WRITTEN EXERCISE:
Find all the lines with "China" and gather them.

DATA FOR PROCESSING:

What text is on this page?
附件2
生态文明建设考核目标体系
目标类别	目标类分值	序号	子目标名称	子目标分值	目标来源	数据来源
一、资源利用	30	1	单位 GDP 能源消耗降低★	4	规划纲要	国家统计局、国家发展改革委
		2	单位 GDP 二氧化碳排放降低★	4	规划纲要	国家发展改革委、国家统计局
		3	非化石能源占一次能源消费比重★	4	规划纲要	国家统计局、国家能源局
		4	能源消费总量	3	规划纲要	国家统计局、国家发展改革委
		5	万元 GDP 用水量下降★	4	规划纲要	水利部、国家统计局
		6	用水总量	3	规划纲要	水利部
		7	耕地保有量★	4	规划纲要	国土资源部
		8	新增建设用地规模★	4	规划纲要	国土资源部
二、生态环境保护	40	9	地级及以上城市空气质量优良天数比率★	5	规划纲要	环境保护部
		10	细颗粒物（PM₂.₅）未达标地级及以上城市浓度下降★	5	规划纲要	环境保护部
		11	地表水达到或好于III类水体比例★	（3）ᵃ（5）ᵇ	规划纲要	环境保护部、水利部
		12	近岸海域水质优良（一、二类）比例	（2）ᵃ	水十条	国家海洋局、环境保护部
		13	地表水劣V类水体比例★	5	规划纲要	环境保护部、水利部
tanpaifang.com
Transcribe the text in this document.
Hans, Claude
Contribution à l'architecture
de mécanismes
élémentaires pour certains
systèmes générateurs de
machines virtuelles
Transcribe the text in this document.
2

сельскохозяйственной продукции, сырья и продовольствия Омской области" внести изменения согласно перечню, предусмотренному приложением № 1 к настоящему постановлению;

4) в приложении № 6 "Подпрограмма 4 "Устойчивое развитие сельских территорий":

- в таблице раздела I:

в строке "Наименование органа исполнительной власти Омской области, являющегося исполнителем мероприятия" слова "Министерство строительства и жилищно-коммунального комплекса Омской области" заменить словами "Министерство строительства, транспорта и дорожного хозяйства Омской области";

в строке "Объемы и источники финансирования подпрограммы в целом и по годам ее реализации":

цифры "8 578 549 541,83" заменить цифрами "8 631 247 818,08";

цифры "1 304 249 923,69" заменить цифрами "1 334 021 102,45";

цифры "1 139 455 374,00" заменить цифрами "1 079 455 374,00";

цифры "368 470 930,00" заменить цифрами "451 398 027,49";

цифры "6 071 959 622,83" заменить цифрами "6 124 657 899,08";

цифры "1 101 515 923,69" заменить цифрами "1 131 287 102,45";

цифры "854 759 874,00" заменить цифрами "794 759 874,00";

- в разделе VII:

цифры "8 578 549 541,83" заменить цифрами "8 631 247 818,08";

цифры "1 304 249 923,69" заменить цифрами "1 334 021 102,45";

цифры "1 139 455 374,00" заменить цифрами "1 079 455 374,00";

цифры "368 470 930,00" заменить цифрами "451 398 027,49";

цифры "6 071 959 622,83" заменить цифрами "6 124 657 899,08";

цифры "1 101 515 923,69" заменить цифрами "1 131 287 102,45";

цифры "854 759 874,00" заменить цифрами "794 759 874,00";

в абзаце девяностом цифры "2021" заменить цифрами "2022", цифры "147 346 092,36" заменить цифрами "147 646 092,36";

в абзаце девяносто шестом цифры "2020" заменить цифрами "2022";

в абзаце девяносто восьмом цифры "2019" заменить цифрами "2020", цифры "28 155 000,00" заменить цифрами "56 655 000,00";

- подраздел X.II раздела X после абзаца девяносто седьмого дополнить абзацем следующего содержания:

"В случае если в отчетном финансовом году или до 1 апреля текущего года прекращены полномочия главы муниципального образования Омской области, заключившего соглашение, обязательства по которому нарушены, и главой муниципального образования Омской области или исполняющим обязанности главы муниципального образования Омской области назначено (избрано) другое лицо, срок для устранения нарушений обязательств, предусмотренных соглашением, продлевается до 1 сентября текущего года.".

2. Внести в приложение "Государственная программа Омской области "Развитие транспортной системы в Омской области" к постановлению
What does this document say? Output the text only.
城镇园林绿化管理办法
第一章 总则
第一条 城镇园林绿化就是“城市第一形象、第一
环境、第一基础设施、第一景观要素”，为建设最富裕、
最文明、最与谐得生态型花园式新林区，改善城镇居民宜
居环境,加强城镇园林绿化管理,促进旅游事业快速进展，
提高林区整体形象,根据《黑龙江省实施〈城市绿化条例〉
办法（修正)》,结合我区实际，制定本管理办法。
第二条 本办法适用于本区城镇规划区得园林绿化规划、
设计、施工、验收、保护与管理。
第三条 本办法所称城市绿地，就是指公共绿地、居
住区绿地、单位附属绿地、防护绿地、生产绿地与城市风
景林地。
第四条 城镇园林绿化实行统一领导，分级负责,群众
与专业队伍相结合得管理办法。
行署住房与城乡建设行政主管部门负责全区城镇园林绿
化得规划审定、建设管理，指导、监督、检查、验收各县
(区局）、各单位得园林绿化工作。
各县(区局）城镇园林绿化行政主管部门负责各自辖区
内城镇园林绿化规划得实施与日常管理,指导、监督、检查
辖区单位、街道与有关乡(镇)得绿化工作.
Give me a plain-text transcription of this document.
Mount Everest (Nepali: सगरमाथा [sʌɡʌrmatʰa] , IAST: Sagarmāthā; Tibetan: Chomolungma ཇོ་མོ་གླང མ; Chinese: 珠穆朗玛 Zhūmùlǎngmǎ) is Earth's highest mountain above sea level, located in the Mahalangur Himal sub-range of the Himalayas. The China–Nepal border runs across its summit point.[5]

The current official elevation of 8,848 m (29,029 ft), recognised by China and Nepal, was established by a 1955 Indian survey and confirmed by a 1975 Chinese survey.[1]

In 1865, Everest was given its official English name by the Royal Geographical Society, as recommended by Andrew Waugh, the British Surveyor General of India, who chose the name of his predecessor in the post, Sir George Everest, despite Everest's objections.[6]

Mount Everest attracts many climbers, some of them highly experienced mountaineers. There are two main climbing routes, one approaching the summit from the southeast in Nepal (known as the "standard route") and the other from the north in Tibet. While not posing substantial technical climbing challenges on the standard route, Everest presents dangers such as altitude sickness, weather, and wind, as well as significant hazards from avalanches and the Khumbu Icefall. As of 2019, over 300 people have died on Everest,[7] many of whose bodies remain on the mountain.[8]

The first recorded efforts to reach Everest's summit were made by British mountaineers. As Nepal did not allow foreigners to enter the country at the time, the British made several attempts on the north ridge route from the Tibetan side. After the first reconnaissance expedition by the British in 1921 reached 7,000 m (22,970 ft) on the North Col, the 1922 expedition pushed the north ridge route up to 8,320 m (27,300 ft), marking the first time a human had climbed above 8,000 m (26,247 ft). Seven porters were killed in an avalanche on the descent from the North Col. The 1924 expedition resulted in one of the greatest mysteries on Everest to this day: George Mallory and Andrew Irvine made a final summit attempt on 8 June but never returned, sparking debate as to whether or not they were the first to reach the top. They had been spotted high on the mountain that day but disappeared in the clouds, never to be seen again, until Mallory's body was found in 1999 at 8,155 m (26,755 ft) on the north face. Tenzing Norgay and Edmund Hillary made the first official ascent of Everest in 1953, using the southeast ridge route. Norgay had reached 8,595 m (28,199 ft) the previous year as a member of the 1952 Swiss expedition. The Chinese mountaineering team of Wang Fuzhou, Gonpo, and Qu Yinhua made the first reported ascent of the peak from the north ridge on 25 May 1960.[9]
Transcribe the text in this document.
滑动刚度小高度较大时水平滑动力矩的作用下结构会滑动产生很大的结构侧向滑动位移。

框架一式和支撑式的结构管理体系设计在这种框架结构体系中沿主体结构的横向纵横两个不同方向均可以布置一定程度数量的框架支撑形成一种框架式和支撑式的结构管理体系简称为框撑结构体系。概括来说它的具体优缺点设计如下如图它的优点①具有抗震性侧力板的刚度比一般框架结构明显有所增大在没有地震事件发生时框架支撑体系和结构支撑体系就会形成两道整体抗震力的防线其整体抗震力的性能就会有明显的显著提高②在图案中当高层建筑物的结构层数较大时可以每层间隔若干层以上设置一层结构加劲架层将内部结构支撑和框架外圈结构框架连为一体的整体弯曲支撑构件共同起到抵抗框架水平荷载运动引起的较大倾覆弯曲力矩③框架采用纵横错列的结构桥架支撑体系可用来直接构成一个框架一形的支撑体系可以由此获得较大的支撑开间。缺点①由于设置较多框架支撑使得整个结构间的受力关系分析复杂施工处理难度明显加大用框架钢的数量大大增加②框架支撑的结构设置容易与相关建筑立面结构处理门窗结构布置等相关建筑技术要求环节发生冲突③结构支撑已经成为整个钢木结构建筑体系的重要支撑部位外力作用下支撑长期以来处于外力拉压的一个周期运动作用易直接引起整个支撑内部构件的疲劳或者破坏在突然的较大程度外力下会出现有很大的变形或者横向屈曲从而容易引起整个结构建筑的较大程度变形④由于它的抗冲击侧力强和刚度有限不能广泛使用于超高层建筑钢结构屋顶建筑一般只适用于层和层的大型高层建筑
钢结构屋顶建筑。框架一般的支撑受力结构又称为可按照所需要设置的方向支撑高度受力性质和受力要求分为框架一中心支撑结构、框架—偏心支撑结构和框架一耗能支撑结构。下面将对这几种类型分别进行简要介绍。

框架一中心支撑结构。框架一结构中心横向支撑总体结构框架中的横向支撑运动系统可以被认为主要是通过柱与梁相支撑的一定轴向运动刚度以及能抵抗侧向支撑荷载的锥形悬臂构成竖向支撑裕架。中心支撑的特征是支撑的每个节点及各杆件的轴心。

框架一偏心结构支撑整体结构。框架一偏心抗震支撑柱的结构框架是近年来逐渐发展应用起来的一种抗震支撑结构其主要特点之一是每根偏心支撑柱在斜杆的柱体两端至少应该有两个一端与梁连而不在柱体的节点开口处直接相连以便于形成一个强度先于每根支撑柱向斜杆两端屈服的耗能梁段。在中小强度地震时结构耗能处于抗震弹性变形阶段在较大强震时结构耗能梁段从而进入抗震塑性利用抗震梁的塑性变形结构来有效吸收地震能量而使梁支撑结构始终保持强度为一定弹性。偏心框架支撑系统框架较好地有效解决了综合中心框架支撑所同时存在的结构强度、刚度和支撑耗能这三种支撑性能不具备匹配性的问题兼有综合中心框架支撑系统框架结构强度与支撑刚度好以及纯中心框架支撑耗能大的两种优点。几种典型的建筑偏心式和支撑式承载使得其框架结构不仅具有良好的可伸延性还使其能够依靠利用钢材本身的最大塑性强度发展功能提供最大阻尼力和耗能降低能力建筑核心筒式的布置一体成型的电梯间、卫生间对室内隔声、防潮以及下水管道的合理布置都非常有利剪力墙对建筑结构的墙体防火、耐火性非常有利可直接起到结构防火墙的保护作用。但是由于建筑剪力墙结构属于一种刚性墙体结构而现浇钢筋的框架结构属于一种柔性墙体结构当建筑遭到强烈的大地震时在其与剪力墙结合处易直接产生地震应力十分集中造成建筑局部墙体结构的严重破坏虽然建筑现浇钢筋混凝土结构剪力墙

COMPLETE RESPONSE:
Mount Everest (Nepali: सगरमाथा [sʌɡʌrmatʰa] , IAST: Sagarmāthā; Tibetan: Chomolungma ཇོ་མོ་གླང མ; Chinese: 珠穆朗玛 Zhūmùlǎngmǎ) is Earth's highest mountain above sea level, located in the Mahalangur Himal sub-range of the Himalayas. The China–Nepal border runs across its summit point.[5]
The current official elevation of 8,848 m (29,029 ft), recognised by China and Nepal, was established by a 1955 Indian survey and confirmed by a 1975 Chinese survey.[1]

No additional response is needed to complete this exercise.